■ TEXTO DADO:
◇ ◇ ◇

Casi un cuarto de siglo más tarde, la secuenciación completa del genoma de miles de personas nos ha proporcionado ciertamente valiosos conocimientos. Nos ha permitido, por ejemplo, encontrar numerosas asociaciones entre alteraciones en genes concretos y condiciones patológicas que son conocidas por ello como enfermedades monogénicas o mendelianas y que se clasifican en su mayoría como enfermedades raras por su baja prevalencia. Hallazgos que han posibilitado, entre otras cosas, poder establecer correlaciones (siempre complejas) esenciales para el necesario asesoramiento de las familias con estas variantes genéticas patogénicas. Pero el conocimiento de la secuencia de ADN de miles de personas, sanas y enfermas, no ha conseguido explicar, sin embargo, la mayoría de las enfermedades humanas. Y ello es así por una sencilla razón: la genética, por sí sola, no puede explicar lo que somos.

A pesar de la visión genocentrista del último siglo que ha otorgado a la genética un papel crucial en la determinación de nuestros rasgos, la inmensa mayoría de ellos, tanto los considerados normales como los patológicos, son rasgos complejos que no dependen sólo de los genes que heredamos. No hay un gen de la altura, ni de la inteligencia, ni de la alegría, ni de la diabetes. Los genes son segmentos de ADN que codifican moléculas de ARN, y no rasgos, a pesar de las recurrentes metáforas que atribuyen a la famosa doble hélice el poder de portar el código de la vida o el lenguaje con el que Dios la creó. La formación de nuestros caracteres debe contemplarse como un proceso jerárquico que depende de complejas interacciones entre los productos génicos y otros factores fisiológicos y ambientales. Así, aunque es innegable que los factores genéticos juegan un papel esencial en la determinación de los fenotipos, los genes son solo una parte de la historia. Lo que somos no está determinado exclusivamente por nuestro ADN, sino también por lo que nos pasa y por lo que hacemos. Somos también, por lo menos en parte, como ha resaltado el filósofo Manuel Atienza en su esclarecedor ensayo sobre justicia genética, el resultado de nuestras acciones intencionales. Y es por ello por lo que entender las enfermedades humanas pasa por comprender no sólo la compleja fisiología celular sino también los numerosos factores externos que conducen a su patología. Y es este conocimiento, y no el basado únicamente en nuestro genoma, el que puede permitir el desarrollo de estrategias y tratamientos racionales. Es bien sabido que muchos de los avances más significativos en salud de los últimos tiempos han surgido de medidas públicas fundamentadas en el conocimiento de estos condicionantes ambientales. Fue, por ejemplo, que la gente dejara de fumar lo que provocó el descenso de los casos de cáncer de pulmón por tabaquismo y no el aumento de los conocimientos genéticos.

◇ ◇ ◇

■ Datos para reconocer la estructura de documentos:
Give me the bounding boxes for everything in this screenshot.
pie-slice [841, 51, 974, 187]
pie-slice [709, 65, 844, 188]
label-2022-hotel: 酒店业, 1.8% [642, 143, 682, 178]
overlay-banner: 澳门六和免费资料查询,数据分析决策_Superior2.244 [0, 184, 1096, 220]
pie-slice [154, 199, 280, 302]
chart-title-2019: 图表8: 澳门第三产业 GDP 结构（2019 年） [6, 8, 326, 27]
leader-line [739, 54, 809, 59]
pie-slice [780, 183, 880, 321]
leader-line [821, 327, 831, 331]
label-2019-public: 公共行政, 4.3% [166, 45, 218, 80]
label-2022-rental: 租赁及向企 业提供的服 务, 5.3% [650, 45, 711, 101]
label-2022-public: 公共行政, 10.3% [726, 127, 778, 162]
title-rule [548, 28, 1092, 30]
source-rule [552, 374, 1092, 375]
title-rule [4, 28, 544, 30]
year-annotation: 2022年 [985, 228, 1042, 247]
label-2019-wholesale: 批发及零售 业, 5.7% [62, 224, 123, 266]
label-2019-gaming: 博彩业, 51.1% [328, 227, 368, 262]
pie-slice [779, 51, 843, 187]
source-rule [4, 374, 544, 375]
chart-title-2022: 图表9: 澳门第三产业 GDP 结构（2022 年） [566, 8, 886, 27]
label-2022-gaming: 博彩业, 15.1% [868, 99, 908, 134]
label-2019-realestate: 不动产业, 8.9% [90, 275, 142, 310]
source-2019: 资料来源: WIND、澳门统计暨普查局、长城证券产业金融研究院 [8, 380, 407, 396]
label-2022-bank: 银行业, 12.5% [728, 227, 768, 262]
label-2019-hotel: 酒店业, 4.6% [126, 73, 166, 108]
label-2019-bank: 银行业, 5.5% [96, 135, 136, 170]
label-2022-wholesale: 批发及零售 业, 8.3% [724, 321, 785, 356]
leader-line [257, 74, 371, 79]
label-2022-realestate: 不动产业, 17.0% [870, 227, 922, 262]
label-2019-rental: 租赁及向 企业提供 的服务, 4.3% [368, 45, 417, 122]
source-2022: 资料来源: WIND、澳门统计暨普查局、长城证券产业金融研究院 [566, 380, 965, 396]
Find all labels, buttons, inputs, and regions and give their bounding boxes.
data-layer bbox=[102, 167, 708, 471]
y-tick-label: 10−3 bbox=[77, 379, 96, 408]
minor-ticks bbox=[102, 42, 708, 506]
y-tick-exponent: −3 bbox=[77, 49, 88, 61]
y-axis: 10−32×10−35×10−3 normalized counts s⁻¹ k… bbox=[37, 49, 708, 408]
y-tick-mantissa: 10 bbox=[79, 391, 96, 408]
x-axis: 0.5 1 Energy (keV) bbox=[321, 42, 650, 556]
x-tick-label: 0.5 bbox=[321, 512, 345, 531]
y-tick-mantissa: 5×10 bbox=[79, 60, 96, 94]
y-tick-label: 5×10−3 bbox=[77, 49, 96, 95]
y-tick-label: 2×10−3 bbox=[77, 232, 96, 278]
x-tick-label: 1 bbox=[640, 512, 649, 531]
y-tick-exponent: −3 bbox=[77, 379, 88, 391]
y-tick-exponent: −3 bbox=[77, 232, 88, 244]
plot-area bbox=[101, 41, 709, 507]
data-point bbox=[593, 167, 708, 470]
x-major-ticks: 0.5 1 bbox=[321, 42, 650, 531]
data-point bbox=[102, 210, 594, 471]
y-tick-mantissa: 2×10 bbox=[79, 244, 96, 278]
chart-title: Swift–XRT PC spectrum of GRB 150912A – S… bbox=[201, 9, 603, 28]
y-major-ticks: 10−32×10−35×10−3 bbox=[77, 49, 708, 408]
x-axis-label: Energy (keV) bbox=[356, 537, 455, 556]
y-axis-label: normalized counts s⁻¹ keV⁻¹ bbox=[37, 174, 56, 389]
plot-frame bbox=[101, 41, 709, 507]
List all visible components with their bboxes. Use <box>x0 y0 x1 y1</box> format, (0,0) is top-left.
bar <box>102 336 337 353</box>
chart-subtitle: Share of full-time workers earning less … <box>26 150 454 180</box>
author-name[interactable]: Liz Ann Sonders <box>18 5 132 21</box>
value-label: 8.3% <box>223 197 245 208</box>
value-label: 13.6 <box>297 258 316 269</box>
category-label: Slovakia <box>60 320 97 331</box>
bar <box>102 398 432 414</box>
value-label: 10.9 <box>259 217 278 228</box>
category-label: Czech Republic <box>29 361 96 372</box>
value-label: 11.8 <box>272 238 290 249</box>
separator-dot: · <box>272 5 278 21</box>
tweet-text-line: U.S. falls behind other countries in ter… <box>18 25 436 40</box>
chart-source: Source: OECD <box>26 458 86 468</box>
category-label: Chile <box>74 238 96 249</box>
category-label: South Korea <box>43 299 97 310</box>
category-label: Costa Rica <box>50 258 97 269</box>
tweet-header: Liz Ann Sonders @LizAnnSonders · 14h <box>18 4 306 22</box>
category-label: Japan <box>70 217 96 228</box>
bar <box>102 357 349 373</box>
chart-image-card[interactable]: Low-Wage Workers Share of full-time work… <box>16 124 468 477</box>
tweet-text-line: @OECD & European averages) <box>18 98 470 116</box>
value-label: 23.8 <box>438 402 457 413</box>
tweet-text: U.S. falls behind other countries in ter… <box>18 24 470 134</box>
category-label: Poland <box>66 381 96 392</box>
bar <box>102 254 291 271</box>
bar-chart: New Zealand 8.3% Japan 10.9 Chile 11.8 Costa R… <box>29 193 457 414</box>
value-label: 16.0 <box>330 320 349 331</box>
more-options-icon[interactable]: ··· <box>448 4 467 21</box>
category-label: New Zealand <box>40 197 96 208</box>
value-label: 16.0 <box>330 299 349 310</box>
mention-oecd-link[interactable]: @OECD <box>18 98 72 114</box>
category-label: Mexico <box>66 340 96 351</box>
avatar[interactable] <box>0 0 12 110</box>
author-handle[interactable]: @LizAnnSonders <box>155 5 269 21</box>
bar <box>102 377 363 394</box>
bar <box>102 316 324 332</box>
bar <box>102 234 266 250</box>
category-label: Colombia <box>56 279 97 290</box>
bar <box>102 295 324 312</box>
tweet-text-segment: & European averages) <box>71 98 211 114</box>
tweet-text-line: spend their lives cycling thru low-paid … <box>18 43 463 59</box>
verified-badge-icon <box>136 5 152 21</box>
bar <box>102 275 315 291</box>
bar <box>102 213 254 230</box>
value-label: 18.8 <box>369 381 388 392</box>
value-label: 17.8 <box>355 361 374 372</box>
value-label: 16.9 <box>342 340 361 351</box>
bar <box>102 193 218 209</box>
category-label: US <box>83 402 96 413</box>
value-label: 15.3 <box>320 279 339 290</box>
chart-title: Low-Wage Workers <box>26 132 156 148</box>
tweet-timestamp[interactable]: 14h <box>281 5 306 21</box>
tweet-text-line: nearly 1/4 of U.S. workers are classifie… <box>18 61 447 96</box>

◇ ◇ ◇

■ QUÉ SE PIDE:
Repite sin cambios el fragmento del texto sobre los genes que empieza en "Casi un cuarto" y termina en "lo que somos.". Apóyate solo en el texto, sin otras fuentes.

■ SOLUCIÓN:
Casi un cuarto de siglo más tarde, la secuenciación completa del genoma de miles de personas nos ha proporcionado ciertamente valiosos conocimientos. Nos ha permitido, por ejemplo, encontrar numerosas asociaciones entre alteraciones en genes concretos y condiciones patológicas que son conocidas por ello como enfermedades monogénicas o mendelianas y que se clasifican en su mayoría como enfermedades raras por su baja prevalencia. Hallazgos que han posibilitado, entre otras cosas, poder establecer correlaciones (siempre complejas) esenciales para el necesario asesoramiento de las familias con estas variantes genéticas patogénicas. Pero el conocimiento de la secuencia de ADN de miles de personas, sanas y enfermas, no ha conseguido explicar, sin embargo, la mayoría de las enfermedades humanas. Y ello es así por una sencilla razón: la genética, por sí sola, no puede explicar lo que somos.